(Dataset entries on figures)
──────────────────────────────

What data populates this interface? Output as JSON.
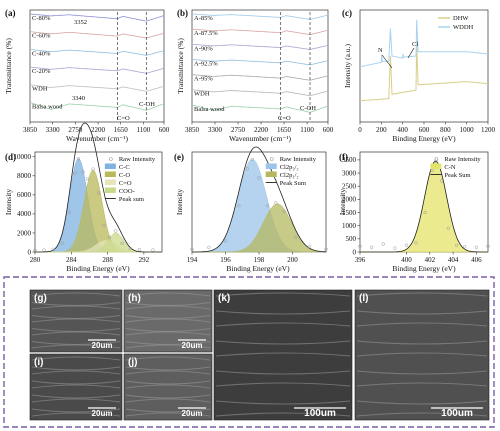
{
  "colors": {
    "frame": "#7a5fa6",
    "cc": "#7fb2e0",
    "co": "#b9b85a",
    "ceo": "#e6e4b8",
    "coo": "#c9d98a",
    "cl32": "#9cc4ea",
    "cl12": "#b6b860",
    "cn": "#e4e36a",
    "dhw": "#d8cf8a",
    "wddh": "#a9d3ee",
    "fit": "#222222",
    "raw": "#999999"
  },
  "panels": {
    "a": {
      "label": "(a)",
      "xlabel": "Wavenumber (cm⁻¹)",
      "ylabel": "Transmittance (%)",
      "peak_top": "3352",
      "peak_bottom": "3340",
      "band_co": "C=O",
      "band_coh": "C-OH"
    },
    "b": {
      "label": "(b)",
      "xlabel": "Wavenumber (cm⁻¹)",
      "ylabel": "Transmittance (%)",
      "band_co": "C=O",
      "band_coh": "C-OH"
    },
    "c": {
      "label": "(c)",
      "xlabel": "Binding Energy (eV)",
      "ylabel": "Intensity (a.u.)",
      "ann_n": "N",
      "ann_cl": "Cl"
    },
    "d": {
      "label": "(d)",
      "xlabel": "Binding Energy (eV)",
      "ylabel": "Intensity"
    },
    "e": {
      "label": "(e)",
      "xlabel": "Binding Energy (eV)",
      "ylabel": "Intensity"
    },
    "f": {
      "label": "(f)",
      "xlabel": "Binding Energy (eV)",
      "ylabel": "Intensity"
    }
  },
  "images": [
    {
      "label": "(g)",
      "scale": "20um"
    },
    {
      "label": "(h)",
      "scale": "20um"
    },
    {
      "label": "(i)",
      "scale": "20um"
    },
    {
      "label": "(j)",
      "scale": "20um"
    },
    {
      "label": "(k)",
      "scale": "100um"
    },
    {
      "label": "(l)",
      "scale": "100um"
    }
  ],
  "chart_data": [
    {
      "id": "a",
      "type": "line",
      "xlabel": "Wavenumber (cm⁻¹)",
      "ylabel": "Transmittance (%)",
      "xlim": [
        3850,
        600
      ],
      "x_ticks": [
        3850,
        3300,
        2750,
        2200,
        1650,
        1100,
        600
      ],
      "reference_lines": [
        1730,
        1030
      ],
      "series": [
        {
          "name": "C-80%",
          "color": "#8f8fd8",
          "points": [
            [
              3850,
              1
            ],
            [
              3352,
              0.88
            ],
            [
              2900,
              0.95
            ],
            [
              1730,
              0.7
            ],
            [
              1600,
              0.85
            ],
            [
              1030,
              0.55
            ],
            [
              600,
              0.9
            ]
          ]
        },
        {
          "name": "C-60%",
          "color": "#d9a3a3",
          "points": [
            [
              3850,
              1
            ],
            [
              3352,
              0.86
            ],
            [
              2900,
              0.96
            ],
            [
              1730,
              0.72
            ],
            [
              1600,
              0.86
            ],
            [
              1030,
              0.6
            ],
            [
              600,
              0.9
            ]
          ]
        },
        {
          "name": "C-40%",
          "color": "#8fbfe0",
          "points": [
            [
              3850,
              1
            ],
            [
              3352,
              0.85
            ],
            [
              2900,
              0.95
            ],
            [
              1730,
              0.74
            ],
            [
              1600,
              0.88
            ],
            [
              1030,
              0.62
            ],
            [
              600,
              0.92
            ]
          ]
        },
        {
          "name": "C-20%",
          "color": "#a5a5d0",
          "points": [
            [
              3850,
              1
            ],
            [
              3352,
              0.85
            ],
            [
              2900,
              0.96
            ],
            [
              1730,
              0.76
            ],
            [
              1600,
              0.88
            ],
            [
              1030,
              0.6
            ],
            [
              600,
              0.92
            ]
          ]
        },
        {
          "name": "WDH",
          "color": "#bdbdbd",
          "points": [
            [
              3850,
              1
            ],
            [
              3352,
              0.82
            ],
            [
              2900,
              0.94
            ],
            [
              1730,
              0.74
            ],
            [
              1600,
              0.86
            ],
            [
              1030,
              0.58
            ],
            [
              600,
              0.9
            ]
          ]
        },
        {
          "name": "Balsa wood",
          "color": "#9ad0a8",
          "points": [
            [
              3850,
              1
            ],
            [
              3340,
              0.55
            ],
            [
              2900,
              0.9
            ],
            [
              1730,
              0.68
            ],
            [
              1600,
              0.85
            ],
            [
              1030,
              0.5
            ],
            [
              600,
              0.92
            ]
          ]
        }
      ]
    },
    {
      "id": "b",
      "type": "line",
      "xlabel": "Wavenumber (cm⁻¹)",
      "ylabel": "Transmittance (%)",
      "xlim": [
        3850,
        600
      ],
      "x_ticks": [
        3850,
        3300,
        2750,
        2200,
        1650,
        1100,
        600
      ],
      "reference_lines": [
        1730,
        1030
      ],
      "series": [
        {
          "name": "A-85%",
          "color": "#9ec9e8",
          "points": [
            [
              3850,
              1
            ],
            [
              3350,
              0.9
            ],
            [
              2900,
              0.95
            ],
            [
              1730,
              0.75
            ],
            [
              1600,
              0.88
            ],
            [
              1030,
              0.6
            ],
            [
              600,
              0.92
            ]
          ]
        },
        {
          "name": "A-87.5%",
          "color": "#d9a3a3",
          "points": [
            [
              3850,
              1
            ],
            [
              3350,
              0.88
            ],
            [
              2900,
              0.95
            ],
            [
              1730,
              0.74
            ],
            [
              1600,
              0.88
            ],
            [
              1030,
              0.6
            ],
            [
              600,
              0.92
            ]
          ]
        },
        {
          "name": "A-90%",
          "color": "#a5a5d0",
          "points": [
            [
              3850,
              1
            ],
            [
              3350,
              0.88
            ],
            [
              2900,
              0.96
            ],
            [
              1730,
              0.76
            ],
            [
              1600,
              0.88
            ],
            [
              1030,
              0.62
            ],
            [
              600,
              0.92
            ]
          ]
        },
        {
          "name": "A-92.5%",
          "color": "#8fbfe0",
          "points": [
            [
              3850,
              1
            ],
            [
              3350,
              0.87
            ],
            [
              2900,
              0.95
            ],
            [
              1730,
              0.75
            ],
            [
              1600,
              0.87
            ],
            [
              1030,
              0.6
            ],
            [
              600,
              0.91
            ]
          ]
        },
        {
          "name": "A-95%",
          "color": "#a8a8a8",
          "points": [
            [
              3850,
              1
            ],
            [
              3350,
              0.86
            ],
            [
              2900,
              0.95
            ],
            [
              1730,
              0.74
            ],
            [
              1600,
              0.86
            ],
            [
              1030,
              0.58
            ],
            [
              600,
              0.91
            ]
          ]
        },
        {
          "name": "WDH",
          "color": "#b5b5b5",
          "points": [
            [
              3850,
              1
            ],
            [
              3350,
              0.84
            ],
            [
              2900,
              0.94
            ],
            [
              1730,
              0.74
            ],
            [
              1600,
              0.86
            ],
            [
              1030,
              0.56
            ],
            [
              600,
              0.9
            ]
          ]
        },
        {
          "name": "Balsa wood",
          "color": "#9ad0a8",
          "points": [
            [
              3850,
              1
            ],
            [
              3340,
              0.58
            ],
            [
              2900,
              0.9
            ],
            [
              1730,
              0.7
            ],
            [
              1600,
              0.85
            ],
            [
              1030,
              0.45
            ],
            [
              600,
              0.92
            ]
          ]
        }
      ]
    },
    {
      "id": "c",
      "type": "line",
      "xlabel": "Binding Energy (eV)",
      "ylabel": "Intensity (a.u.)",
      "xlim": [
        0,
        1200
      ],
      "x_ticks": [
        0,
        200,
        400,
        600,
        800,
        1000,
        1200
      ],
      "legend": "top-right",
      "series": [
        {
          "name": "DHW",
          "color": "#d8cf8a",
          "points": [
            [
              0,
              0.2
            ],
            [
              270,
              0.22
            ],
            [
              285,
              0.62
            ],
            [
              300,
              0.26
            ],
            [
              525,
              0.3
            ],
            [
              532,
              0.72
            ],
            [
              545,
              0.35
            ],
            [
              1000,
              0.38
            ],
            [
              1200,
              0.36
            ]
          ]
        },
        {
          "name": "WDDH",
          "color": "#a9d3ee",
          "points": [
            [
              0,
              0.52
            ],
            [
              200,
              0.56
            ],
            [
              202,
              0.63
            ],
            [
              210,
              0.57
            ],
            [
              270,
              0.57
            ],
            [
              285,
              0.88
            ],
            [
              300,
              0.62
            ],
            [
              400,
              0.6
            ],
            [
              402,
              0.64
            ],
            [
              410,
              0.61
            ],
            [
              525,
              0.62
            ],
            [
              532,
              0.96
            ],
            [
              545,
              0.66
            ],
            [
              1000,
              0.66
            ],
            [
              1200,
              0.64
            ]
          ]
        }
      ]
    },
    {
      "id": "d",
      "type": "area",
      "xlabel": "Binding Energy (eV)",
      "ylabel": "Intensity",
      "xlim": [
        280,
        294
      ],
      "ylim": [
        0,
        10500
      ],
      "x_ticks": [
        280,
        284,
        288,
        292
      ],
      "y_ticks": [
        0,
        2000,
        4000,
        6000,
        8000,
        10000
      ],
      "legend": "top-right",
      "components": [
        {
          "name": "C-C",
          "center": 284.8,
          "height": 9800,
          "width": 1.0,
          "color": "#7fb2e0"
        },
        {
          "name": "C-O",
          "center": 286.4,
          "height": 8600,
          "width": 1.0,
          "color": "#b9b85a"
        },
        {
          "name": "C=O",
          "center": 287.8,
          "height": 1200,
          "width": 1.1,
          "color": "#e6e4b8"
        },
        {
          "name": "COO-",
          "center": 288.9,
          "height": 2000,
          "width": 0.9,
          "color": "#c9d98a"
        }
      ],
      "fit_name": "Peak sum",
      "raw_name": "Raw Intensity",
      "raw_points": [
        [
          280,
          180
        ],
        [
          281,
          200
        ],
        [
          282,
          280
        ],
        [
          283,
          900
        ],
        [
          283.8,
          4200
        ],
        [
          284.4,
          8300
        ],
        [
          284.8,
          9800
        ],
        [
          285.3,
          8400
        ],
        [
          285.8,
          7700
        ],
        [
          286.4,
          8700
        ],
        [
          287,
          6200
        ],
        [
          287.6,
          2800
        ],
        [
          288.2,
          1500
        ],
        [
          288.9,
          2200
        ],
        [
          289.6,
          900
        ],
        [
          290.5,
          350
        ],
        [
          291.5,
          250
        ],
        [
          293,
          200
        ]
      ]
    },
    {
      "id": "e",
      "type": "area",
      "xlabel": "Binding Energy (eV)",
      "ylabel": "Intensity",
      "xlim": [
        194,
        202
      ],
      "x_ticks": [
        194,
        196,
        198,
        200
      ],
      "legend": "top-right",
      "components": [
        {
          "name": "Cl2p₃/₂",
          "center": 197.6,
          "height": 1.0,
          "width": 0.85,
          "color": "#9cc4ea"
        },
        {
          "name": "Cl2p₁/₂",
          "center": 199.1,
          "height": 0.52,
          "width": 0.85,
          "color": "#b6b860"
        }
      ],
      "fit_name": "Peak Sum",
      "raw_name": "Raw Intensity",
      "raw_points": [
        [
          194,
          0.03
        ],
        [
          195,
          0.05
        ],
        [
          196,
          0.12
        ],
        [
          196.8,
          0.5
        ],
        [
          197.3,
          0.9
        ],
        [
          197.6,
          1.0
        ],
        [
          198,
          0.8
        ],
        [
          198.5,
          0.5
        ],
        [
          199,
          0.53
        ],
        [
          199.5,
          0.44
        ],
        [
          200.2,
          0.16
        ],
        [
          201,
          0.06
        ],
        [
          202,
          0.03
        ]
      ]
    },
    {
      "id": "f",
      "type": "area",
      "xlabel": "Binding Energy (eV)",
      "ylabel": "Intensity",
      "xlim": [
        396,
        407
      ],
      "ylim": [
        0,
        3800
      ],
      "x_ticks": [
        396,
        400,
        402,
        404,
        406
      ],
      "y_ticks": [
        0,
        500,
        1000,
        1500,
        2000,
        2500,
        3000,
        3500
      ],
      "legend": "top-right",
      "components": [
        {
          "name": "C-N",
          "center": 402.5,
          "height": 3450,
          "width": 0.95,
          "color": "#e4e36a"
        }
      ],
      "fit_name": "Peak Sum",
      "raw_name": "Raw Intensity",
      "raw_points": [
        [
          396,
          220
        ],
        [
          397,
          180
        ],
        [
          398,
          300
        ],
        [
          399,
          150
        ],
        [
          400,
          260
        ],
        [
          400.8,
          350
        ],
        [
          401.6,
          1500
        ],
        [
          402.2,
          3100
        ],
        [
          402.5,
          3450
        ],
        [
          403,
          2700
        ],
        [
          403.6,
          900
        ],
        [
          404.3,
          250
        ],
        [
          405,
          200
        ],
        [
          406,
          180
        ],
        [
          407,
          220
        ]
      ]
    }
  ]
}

──────────────────────────────

• **What is asked**
Tally the lines above that contain the word "height", and reply with only the number.

• **Written answer**
7